Job
Render every line of the rows below as a JSON list of strings, one string per line, with blank lines dropped. Leave the pictures out of the list.

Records
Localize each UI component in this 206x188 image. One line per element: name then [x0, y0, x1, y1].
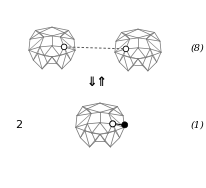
Circle shape — [109, 121, 115, 127]
Text: (1): (1) — [189, 121, 203, 130]
Text: ⇓⇑: ⇓⇑ — [86, 76, 107, 89]
Text: 2: 2 — [15, 120, 22, 130]
Circle shape — [121, 122, 127, 128]
Circle shape — [61, 44, 67, 50]
Circle shape — [123, 46, 128, 52]
Text: (8): (8) — [189, 43, 203, 52]
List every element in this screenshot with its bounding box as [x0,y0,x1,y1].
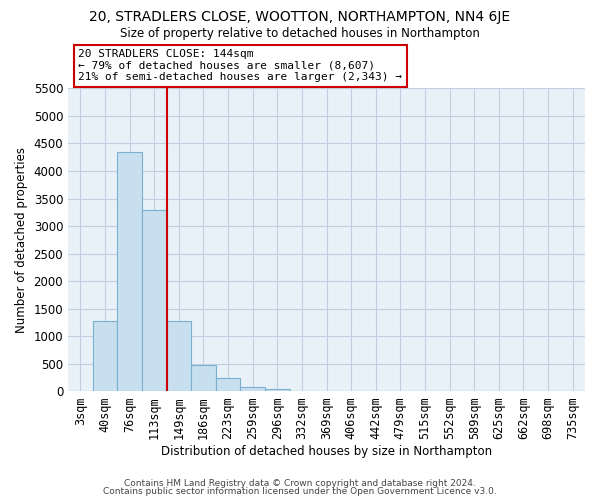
Text: Contains HM Land Registry data © Crown copyright and database right 2024.: Contains HM Land Registry data © Crown c… [124,478,476,488]
Bar [142,210,167,392]
Bar [216,378,241,392]
Text: 20 STRADLERS CLOSE: 144sqm
← 79% of detached houses are smaller (8,607)
21% of s: 20 STRADLERS CLOSE: 144sqm ← 79% of deta… [79,49,403,82]
Bar [167,322,191,392]
Bar [265,389,290,392]
Text: Size of property relative to detached houses in Northampton: Size of property relative to detached ho… [120,28,480,40]
Bar [117,152,142,392]
Bar [92,322,117,392]
X-axis label: Distribution of detached houses by size in Northampton: Distribution of detached houses by size … [161,444,492,458]
Text: Contains public sector information licensed under the Open Government Licence v3: Contains public sector information licen… [103,487,497,496]
Bar [241,387,265,392]
Text: 20, STRADLERS CLOSE, WOOTTON, NORTHAMPTON, NN4 6JE: 20, STRADLERS CLOSE, WOOTTON, NORTHAMPTO… [89,10,511,24]
Bar [191,365,216,392]
Y-axis label: Number of detached properties: Number of detached properties [15,147,28,333]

Full response
[
  "Localize each UI component in this 206x188 image. One line per element: name then [x0, y0, x1, y1].",
  "Circle shape — [109, 121, 115, 127]",
  "Text: (1): (1) — [189, 121, 203, 130]",
  "Text: ⇓⇑: ⇓⇑ — [86, 76, 107, 89]",
  "Text: 2: 2 — [15, 120, 22, 130]",
  "Circle shape — [121, 122, 127, 128]",
  "Circle shape — [61, 44, 67, 50]",
  "Circle shape — [123, 46, 128, 52]",
  "Text: (8): (8) — [189, 43, 203, 52]",
  "List every element in this screenshot with its bounding box as [x0,y0,x1,y1].",
  "Text: Contains HM Land Registry data © Crown copyright and database right 2024.: Contains HM Land Registry data © Crown c… [124,478,476,488]",
  "Bar [142,210,167,392]",
  "Bar [216,378,241,392]",
  "Text: 20 STRADLERS CLOSE: 144sqm",
  "← 79% of detached houses are smaller (8,607)",
  "21% of s: 20 STRADLERS CLOSE: 144sqm ← 79% of deta… [79,49,403,82]",
  "Bar [167,322,191,392]",
  "Bar [265,389,290,392]",
  "Text: Size of property relative to detached houses in Northampton: Size of property relative to detached ho… [120,28,480,40]",
  "Bar [117,152,142,392]",
  "Bar [92,322,117,392]",
  "X-axis label: Distribution of detached houses by size in Northampton: Distribution of detached houses by size … [161,444,492,458]",
  "Text: Contains public sector information licensed under the Open Government Licence v3: Contains public sector information licen… [103,487,497,496]",
  "Bar [241,387,265,392]",
  "Text: 20, STRADLERS CLOSE, WOOTTON, NORTHAMPTON, NN4 6JE: 20, STRADLERS CLOSE, WOOTTON, NORTHAMPTO… [89,10,511,24]",
  "Bar [191,365,216,392]",
  "Y-axis label: Number of detached properties: Number of detached properties [15,147,28,333]"
]